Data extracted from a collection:
▼

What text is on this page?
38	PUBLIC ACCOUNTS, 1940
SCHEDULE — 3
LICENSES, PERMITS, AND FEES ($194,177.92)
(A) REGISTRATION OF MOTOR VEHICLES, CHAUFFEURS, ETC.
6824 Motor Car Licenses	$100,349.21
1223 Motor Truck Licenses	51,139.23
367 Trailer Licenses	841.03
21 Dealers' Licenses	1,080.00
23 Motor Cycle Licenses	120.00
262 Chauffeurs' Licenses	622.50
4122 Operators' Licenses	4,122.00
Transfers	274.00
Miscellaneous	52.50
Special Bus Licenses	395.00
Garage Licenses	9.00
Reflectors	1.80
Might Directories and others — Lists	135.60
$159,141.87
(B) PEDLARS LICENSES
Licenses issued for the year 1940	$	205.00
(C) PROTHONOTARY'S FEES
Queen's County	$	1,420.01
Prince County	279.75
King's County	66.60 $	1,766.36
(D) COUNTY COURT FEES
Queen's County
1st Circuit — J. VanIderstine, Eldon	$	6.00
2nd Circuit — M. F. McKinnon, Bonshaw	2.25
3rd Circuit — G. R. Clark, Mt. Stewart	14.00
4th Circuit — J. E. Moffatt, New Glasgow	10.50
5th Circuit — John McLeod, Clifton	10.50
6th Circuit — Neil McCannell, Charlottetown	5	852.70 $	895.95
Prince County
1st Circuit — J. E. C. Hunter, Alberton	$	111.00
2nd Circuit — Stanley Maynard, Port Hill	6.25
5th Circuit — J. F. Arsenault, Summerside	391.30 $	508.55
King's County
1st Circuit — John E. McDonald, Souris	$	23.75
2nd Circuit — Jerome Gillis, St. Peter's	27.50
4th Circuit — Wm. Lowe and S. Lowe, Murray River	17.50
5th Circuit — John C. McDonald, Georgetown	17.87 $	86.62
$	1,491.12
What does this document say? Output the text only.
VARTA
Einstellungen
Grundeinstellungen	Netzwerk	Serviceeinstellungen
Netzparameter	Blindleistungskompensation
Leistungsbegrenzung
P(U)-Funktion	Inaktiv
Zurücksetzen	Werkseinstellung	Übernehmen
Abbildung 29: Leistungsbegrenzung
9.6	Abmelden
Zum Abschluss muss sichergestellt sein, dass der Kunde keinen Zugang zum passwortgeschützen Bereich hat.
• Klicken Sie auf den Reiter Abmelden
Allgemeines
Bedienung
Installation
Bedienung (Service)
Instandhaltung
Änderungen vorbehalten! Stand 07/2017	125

▲

THE REQUEST: Extract the full listing above without alteration.

WRITTEN REPLY:
What text is on this page?
38	PUBLIC ACCOUNTS, 1940
SCHEDULE — 3
LICENSES, PERMITS, AND FEES ($194,177.92)
(A) REGISTRATION OF MOTOR VEHICLES, CHAUFFEURS, ETC.
6824 Motor Car Licenses	$100,349.21
1223 Motor Truck Licenses	51,139.23
367 Trailer Licenses	841.03
21 Dealers' Licenses	1,080.00
23 Motor Cycle Licenses	120.00
262 Chauffeurs' Licenses	622.50
4122 Operators' Licenses	4,122.00
Transfers	274.00
Miscellaneous	52.50
Special Bus Licenses	395.00
Garage Licenses	9.00
Reflectors	1.80
Might Directories and others — Lists	135.60
$159,141.87
(B) PEDLARS LICENSES
Licenses issued for the year 1940	$	205.00
(C) PROTHONOTARY'S FEES
Queen's County	$	1,420.01
Prince County	279.75
King's County	66.60 $	1,766.36
(D) COUNTY COURT FEES
Queen's County
1st Circuit — J. VanIderstine, Eldon	$	6.00
2nd Circuit — M. F. McKinnon, Bonshaw	2.25
3rd Circuit — G. R. Clark, Mt. Stewart	14.00
4th Circuit — J. E. Moffatt, New Glasgow	10.50
5th Circuit — John McLeod, Clifton	10.50
6th Circuit — Neil McCannell, Charlottetown	5	852.70 $	895.95
Prince County
1st Circuit — J. E. C. Hunter, Alberton	$	111.00
2nd Circuit — Stanley Maynard, Port Hill	6.25
5th Circuit — J. F. Arsenault, Summerside	391.30 $	508.55
King's County
1st Circuit — John E. McDonald, Souris	$	23.75
2nd Circuit — Jerome Gillis, St. Peter's	27.50
4th Circuit — Wm. Lowe and S. Lowe, Murray River	17.50
5th Circuit — John C. McDonald, Georgetown	17.87 $	86.62
$	1,491.12
What does this document say? Output the text only.
VARTA
Einstellungen
Grundeinstellungen	Netzwerk	Serviceeinstellungen
Netzparameter	Blindleistungskompensation
Leistungsbegrenzung
P(U)-Funktion	Inaktiv
Zurücksetzen	Werkseinstellung	Übernehmen
Abbildung 29: Leistungsbegrenzung
9.6	Abmelden
Zum Abschluss muss sichergestellt sein, dass der Kunde keinen Zugang zum passwortgeschützen Bereich hat.
• Klicken Sie auf den Reiter Abmelden
Allgemeines
Bedienung
Installation
Bedienung (Service)
Instandhaltung
Änderungen vorbehalten! Stand 07/2017	125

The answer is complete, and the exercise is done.